* **Assigned task**
Each of the entries below should be written out exactly as it reads.

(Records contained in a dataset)
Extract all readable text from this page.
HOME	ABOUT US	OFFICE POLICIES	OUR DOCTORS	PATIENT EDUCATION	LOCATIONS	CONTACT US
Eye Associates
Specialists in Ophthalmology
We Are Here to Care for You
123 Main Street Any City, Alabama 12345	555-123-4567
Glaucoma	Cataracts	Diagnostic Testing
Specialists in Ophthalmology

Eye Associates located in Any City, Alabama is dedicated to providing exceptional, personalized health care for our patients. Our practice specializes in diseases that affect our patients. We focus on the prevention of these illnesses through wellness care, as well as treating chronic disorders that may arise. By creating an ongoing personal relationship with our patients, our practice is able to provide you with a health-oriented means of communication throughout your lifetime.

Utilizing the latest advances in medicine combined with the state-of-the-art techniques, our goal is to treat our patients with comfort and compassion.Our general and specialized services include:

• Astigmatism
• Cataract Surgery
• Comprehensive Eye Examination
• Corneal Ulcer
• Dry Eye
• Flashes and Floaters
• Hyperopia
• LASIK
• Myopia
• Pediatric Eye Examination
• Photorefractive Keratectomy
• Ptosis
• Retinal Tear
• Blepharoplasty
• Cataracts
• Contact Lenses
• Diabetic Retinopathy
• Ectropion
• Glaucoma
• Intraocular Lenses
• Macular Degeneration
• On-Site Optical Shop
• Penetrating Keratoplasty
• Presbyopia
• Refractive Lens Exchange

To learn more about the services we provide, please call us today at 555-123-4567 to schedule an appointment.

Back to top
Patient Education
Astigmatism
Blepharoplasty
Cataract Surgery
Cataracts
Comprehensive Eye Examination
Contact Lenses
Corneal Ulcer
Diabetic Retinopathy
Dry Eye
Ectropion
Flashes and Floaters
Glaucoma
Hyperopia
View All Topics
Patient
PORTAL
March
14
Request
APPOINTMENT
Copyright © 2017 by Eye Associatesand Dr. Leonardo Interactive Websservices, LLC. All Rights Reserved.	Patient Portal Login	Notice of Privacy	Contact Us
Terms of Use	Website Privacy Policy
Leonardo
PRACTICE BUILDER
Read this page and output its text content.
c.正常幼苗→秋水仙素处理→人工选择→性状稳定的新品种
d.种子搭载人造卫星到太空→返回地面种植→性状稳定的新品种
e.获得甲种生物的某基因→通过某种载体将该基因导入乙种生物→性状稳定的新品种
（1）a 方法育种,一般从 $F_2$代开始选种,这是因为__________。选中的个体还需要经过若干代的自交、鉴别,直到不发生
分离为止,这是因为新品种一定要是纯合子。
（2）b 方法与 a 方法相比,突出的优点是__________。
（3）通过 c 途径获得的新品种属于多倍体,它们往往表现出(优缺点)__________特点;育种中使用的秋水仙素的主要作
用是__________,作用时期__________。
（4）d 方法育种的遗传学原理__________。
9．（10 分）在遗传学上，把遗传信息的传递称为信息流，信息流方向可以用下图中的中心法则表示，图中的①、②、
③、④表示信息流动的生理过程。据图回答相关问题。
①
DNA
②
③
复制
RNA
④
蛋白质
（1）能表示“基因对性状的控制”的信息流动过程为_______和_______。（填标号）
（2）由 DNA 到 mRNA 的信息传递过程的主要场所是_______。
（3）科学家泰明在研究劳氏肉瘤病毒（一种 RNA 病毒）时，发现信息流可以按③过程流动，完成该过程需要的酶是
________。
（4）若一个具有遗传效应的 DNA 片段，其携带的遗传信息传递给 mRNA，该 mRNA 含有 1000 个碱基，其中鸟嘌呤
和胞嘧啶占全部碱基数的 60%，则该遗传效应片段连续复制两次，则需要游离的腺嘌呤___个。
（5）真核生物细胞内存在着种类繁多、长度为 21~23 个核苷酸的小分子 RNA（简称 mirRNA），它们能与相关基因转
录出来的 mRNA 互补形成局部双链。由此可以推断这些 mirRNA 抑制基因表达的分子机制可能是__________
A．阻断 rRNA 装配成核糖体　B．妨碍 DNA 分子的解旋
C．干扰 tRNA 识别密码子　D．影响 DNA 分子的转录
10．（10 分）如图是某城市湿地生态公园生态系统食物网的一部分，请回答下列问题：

* **Response area**
Extract all readable text from this page.
HOME	ABOUT US	OFFICE POLICIES	OUR DOCTORS	PATIENT EDUCATION	LOCATIONS	CONTACT US
Eye Associates
Specialists in Ophthalmology
We Are Here to Care for You
123 Main Street Any City, Alabama 12345	555-123-4567
Glaucoma	Cataracts	Diagnostic Testing
Specialists in Ophthalmology

Eye Associates located in Any City, Alabama is dedicated to providing exceptional, personalized health care for our patients. Our practice specializes in diseases that affect our patients. We focus on the prevention of these illnesses through wellness care, as well as treating chronic disorders that may arise. By creating an ongoing personal relationship with our patients, our practice is able to provide you with a health-oriented means of communication throughout your lifetime.

Utilizing the latest advances in medicine combined with the state-of-the-art techniques, our goal is to treat our patients with comfort and compassion.Our general and specialized services include:

• Astigmatism
• Cataract Surgery
• Comprehensive Eye Examination
• Corneal Ulcer
• Dry Eye
• Flashes and Floaters
• Hyperopia
• LASIK
• Myopia
• Pediatric Eye Examination
• Photorefractive Keratectomy
• Ptosis
• Retinal Tear
• Blepharoplasty
• Cataracts
• Contact Lenses
• Diabetic Retinopathy
• Ectropion
• Glaucoma
• Intraocular Lenses
• Macular Degeneration
• On-Site Optical Shop
• Penetrating Keratoplasty
• Presbyopia
• Refractive Lens Exchange

To learn more about the services we provide, please call us today at 555-123-4567 to schedule an appointment.

Back to top
Patient Education
Astigmatism
Blepharoplasty
Cataract Surgery
Cataracts
Comprehensive Eye Examination
Contact Lenses
Corneal Ulcer
Diabetic Retinopathy
Dry Eye
Ectropion
Flashes and Floaters
Glaucoma
Hyperopia
View All Topics
Patient
PORTAL
March
14
Request
APPOINTMENT
Copyright © 2017 by Eye Associatesand Dr. Leonardo Interactive Websservices, LLC. All Rights Reserved.	Patient Portal Login	Notice of Privacy	Contact Us
Terms of Use	Website Privacy Policy
Leonardo
PRACTICE BUILDER
Read this page and output its text content.
c.正常幼苗→秋水仙素处理→人工选择→性状稳定的新品种
d.种子搭载人造卫星到太空→返回地面种植→性状稳定的新品种
e.获得甲种生物的某基因→通过某种载体将该基因导入乙种生物→性状稳定的新品种
（1）a 方法育种,一般从 $F_2$代开始选种,这是因为__________。选中的个体还需要经过若干代的自交、鉴别,直到不发生
分离为止,这是因为新品种一定要是纯合子。
（2）b 方法与 a 方法相比,突出的优点是__________。
（3）通过 c 途径获得的新品种属于多倍体,它们往往表现出(优缺点)__________特点;育种中使用的秋水仙素的主要作
用是__________,作用时期__________。
（4）d 方法育种的遗传学原理__________。
9．（10 分）在遗传学上，把遗传信息的传递称为信息流，信息流方向可以用下图中的中心法则表示，图中的①、②、
③、④表示信息流动的生理过程。据图回答相关问题。
①
DNA
②
③
复制
RNA
④
蛋白质
（1）能表示“基因对性状的控制”的信息流动过程为_______和_______。（填标号）
（2）由 DNA 到 mRNA 的信息传递过程的主要场所是_______。
（3）科学家泰明在研究劳氏肉瘤病毒（一种 RNA 病毒）时，发现信息流可以按③过程流动，完成该过程需要的酶是
________。
（4）若一个具有遗传效应的 DNA 片段，其携带的遗传信息传递给 mRNA，该 mRNA 含有 1000 个碱基，其中鸟嘌呤
和胞嘧啶占全部碱基数的 60%，则该遗传效应片段连续复制两次，则需要游离的腺嘌呤___个。
（5）真核生物细胞内存在着种类繁多、长度为 21~23 个核苷酸的小分子 RNA（简称 mirRNA），它们能与相关基因转
录出来的 mRNA 互补形成局部双链。由此可以推断这些 mirRNA 抑制基因表达的分子机制可能是__________
A．阻断 rRNA 装配成核糖体　B．妨碍 DNA 分子的解旋
C．干扰 tRNA 识别密码子　D．影响 DNA 分子的转录
10．（10 分）如图是某城市湿地生态公园生态系统食物网的一部分，请回答下列问题：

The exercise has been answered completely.